PROBLEM - Of the lines in the records that follow, how many include the word "trình"? Answer with a bare number.

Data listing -
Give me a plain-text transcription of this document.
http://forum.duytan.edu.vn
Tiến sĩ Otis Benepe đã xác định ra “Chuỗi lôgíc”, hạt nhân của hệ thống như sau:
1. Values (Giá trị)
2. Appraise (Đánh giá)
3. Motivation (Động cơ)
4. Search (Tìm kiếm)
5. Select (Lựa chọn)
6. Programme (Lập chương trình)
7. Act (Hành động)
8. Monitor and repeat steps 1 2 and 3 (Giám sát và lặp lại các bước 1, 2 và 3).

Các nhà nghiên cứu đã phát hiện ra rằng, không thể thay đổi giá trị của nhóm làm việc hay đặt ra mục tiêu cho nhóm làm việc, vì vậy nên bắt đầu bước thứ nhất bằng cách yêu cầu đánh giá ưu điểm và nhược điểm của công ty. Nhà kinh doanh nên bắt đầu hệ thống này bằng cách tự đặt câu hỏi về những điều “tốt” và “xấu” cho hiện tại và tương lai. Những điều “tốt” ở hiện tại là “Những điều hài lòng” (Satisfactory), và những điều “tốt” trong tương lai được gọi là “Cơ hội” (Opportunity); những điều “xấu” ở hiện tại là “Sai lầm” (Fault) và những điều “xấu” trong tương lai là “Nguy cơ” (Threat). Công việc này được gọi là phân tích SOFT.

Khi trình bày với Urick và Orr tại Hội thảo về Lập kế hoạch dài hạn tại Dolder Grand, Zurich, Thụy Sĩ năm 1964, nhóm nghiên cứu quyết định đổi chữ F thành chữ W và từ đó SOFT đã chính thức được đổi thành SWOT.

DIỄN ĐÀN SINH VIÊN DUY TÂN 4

SOLUTION FOR THIS EXERCISE - 2